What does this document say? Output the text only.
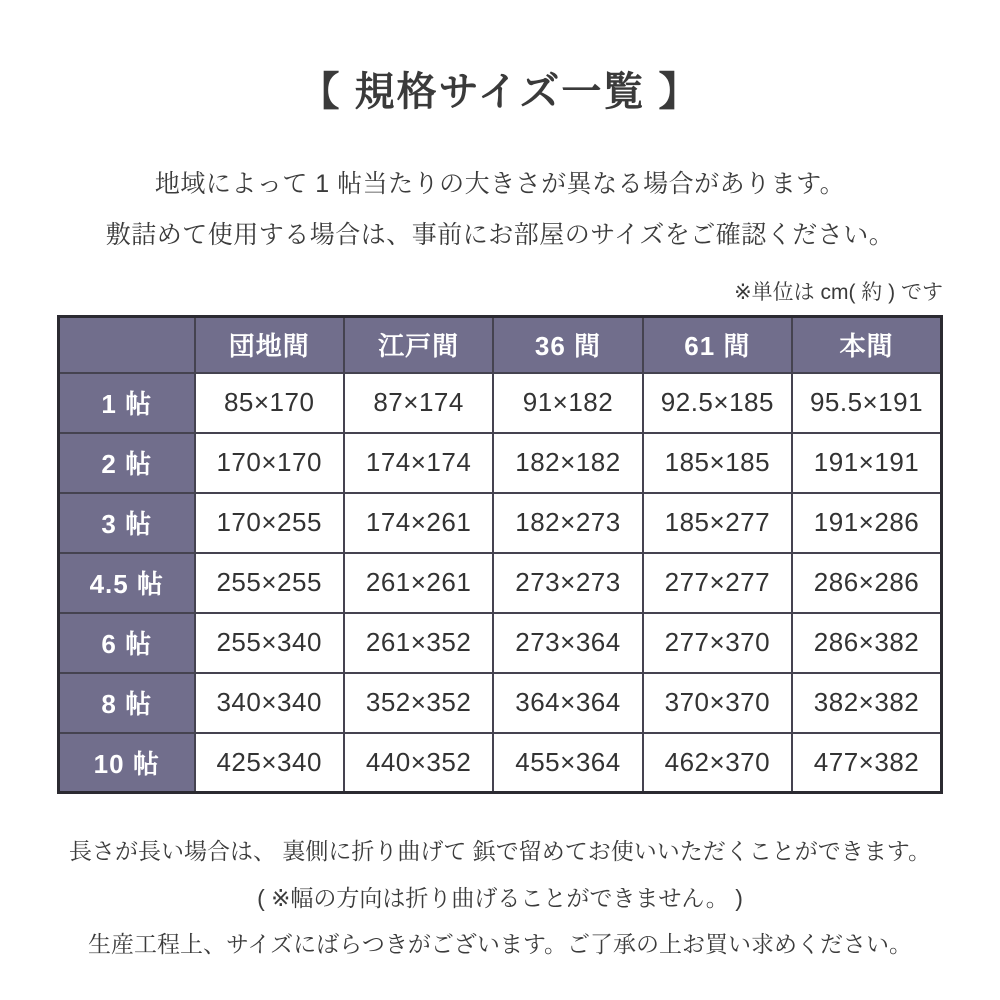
【 規格サイズ一覧 】

地域によって 1 帖当たりの大きさが異なる場合があります。

敷詰めて使用する場合は、事前にお部屋のサイズをご確認ください。

※単位は cm( 約 ) です
	団地間	江戸間	36 間	61 間	本間
1 帖	85×170	87×174	91×182	92.5×185	95.5×191
2 帖	170×170	174×174	182×182	185×185	191×191
3 帖	170×255	174×261	182×273	185×277	191×286
4.5 帖	255×255	261×261	273×273	277×277	286×286
6 帖	255×340	261×352	273×364	277×370	286×382
8 帖	340×340	352×352	364×364	370×370	382×382
10 帖	425×340	440×352	455×364	462×370	477×382

長さが長い場合は、 裏側に折り曲げて 鋲で留めてお使いいただくことができます。

( ※幅の方向は折り曲げることができません。 )

生産工程上、サイズにばらつきがございます。ご了承の上お買い求めください。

☆ ☆ ☆ ☆ ☆

Description of the task -> Reproduce every line precisely as given, omitting all pictures.

Solution ->
What does this document say? Output the text only.
【 規格サイズ一覧 】

地域によって 1 帖当たりの大きさが異なる場合があります。

敷詰めて使用する場合は、事前にお部屋のサイズをご確認ください。

※単位は cm( 約 ) です
	団地間	江戸間	36 間	61 間	本間
1 帖	85×170	87×174	91×182	92.5×185	95.5×191
2 帖	170×170	174×174	182×182	185×185	191×191
3 帖	170×255	174×261	182×273	185×277	191×286
4.5 帖	255×255	261×261	273×273	277×277	286×286
6 帖	255×340	261×352	273×364	277×370	286×382
8 帖	340×340	352×352	364×364	370×370	382×382
10 帖	425×340	440×352	455×364	462×370	477×382

長さが長い場合は、 裏側に折り曲げて 鋲で留めてお使いいただくことができます。

( ※幅の方向は折り曲げることができません。 )

生産工程上、サイズにばらつきがございます。ご了承の上お買い求めください。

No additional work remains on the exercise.